ФРАГМЕНТ СТРАНИЦЫ ->
== == ==

В.И. Дегтярев указывает, что в грамматической системе языка значения форм числа представляют не только реальные количественные отношения действительности. Сложившись на основе отражения действительной количественности, категория числа, принадлежащая системе языка, получила иные, собственно конструкционные функции (этой же точки зрения придерживается С.Б. Крымский (19)). Так, в языках флективного строя каждое имя существительное имеет форму числа, проявляющуюся в словоизменении и сочетаемости форм (парадигматические отношения и синтагматические связи). Однако согласовательная функция категории числа не релевантна для многих других типов языков – тюркских, нивхского (24), абхазо-адыгских (20). В грамматической категории числа в первую очередь находит свое выражение категория дискретного количества. Для выражения этой категории существительное должно быть способным принимать соотносительные формы числа. Однако в языках, обладающих морфологической категорией числа, встречаются слова со «связанной формой числа», т.е. такой, рядом с которой невозможна другая, соотносительная форма числа. Сюда относятся singularia tantum и pluralia tantum. Исследуя в своих работах (11, 12) pluralia tantum, В.И. Дегтярев отмечает, что логико-семантическую основу плюрализации конкретно-предметных имен существительных, ведущей к образованию предметных, вещественных и собирательных имен pluralia tantum, составляет идея собирательности множества однородных одноименных предметов. Образование pluralia tantum – это, с его точки зрения, номинативный процесс, опирающийся на грамматические формы множественного числа, главным источником которого является лексикализания; той же точки зрения придерживаются В.З. Панфилов (24), С.Д. Кацнельсон (17).
Несчитаемые имена (или, как их называет В.И. Дегтярев, «анумеральные») соотносительных форм числа либо вовсе не имеют, либо,если имеют, то используют их не в целях квантитативной актуализации (термин С.Д. Кацнельсона), а в других целях – выражения обилия массы вещества («снегá»), множества разновидностей вещества («маслá», «вúна»). Как правильно отмечает В.З. Панфилов, денотаты вещественно собирательных существительных подлежат измерению, а не счету. Формами числа выделяются в этих случаях обозначения мер (например, «две тонны железа»). (О словах-измерителях на примере английского языка см. работу С.А. Швачко (39)).

== == ==

ФРАГМЕНТЫ ЗАПИСЕЙ ->
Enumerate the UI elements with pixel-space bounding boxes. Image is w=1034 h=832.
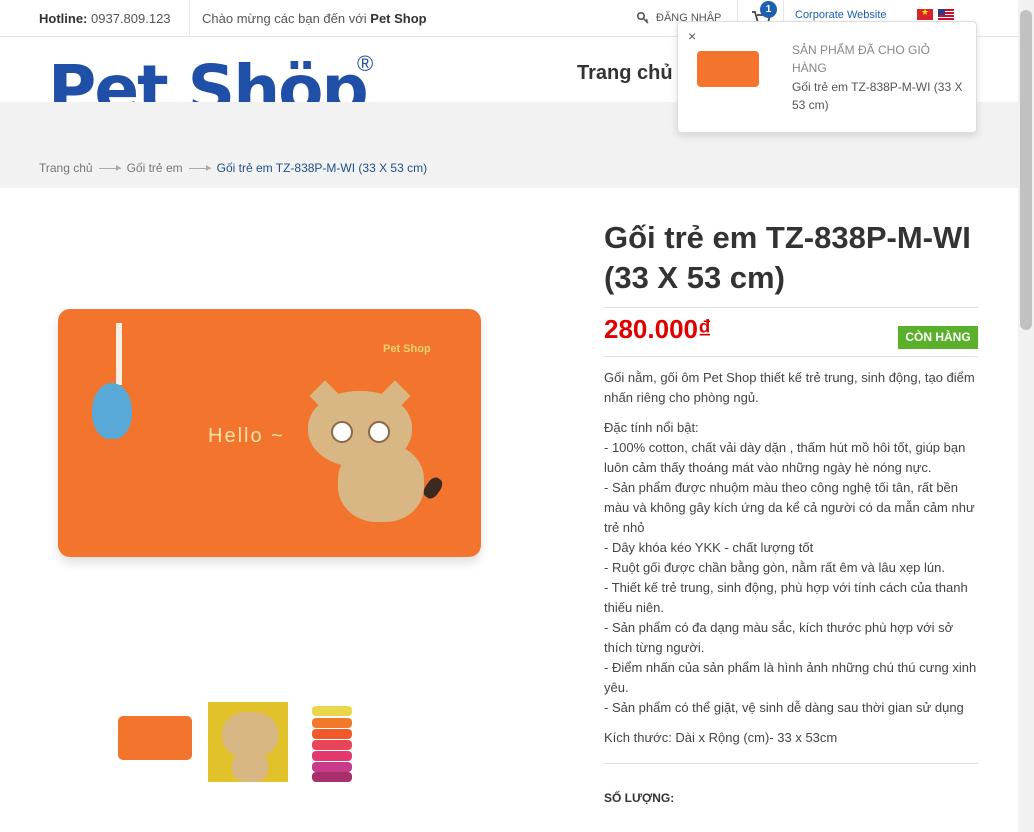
welcome-text: Chào mừng các bạn đến với bbox=[202, 11, 367, 26]
product-features: Đặc tính nổi bật: - 100% cotton, chất vả… bbox=[604, 418, 980, 718]
pillow-brand-text: Pet Shop bbox=[383, 343, 431, 355]
thumbnail-1[interactable] bbox=[114, 702, 194, 782]
feature-line: - Sản phẩm được nhuộm màu theo công nghệ… bbox=[604, 480, 975, 535]
feature-line: - Điểm nhấn của sản phẩm là hình ảnh nhữ… bbox=[604, 660, 977, 695]
divider bbox=[604, 356, 978, 357]
thumbnail-3[interactable] bbox=[302, 702, 382, 782]
breadcrumb-current: Gối trẻ em TZ-838P-M-WI (33 X 53 cm) bbox=[216, 161, 428, 175]
cat-eye bbox=[331, 421, 353, 443]
added-to-cart-popup: × SẢN PHẨM ĐÃ CHO GIỎ HÀNG Gối trẻ em TZ… bbox=[677, 21, 977, 133]
product-price: 280.000₫ bbox=[604, 314, 712, 344]
product-intro: Gối nằm, gối ôm Pet Shop thiết kế trẻ tr… bbox=[604, 370, 975, 405]
vietnam-flag-icon[interactable] bbox=[917, 7, 933, 20]
feature-line: - Thiết kế trẻ trung, sinh động, phù hợp… bbox=[604, 580, 968, 615]
nav-home[interactable]: Trang chủ bbox=[577, 62, 673, 85]
cat-eye bbox=[368, 421, 390, 443]
feature-line: - 100% cotton, chất vải dày dặn , thấm h… bbox=[604, 440, 966, 475]
registered-mark: ® bbox=[357, 51, 374, 76]
divider bbox=[189, 0, 190, 37]
divider bbox=[604, 763, 978, 764]
usa-flag-icon[interactable] bbox=[938, 9, 954, 20]
feature-line: - Sản phẩm có thể giặt, vệ sinh dễ dàng … bbox=[604, 700, 964, 715]
hotline: Hotline: 0937.809.123 bbox=[39, 11, 171, 26]
arrow-right-icon bbox=[98, 164, 121, 171]
cart-count-badge: 1 bbox=[760, 1, 777, 18]
arrow-right-icon bbox=[188, 164, 211, 171]
hotline-number[interactable]: 0937.809.123 bbox=[91, 11, 171, 26]
quantity-label: SỐ LƯỢNG: bbox=[604, 791, 675, 805]
popup-heading: SẢN PHẨM ĐÃ CHO GIỎ HÀNG bbox=[792, 43, 931, 75]
popup-product-image bbox=[697, 51, 759, 87]
product-main-image[interactable]: Pet Shop Hello ~ bbox=[58, 309, 481, 557]
pillow-hello-text: Hello ~ bbox=[208, 425, 285, 447]
cat-tail bbox=[420, 474, 446, 502]
pillow-strap bbox=[116, 323, 122, 385]
breadcrumb-home[interactable]: Trang chủ bbox=[39, 161, 93, 175]
feature-line: - Ruột gối được chần bằng gòn, nằm rất ê… bbox=[604, 560, 945, 575]
welcome-message: Chào mừng các bạn đến với Pet Shop bbox=[202, 11, 427, 26]
key-icon bbox=[636, 11, 649, 24]
breadcrumb: Trang chủ Gối trẻ em Gối trẻ em TZ-838P-… bbox=[39, 161, 427, 175]
feature-line: Đặc tính nổi bật: bbox=[604, 420, 699, 435]
product-thumbnails bbox=[114, 702, 382, 782]
thumbnail-2[interactable] bbox=[208, 702, 288, 782]
feature-line: - Sản phẩm có đa dạng màu sắc, kích thướ… bbox=[604, 620, 954, 655]
popup-product-name[interactable]: Gối trẻ em TZ-838P-M-WI (33 X 53 cm) bbox=[792, 78, 964, 114]
close-icon[interactable]: × bbox=[688, 28, 696, 44]
corporate-website-link[interactable]: Corporate Website bbox=[795, 9, 887, 21]
cat-icon bbox=[308, 391, 412, 467]
product-title: Gối trẻ em TZ-838P-M-WI (33 X 53 cm) bbox=[604, 220, 971, 295]
scrollbar-thumb[interactable] bbox=[1020, 10, 1032, 330]
stock-badge: CÒN HÀNG bbox=[898, 326, 978, 349]
feature-line: - Dây khóa kéo YKK - chất lượng tốt bbox=[604, 540, 814, 555]
breadcrumb-category[interactable]: Gối trẻ em bbox=[127, 161, 183, 175]
hotline-label: Hotline: bbox=[39, 11, 88, 26]
welcome-brand: Pet Shop bbox=[370, 11, 427, 26]
fish-icon bbox=[92, 383, 132, 439]
divider bbox=[604, 307, 978, 308]
product-size: Kích thước: Dài x Rộng (cm)- 33 x 53cm bbox=[604, 730, 838, 745]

== == ==

УСЛОВИЕ ЗАДАНИЯ -> Для каких типов языков, согласно фрагменту о категории числа, согласовательная функция этой категории не релевантна?

ОТВЕТ НА ЗАДАНИЕ -> Для тюркских, нивхского и абхазо-адыгских языков.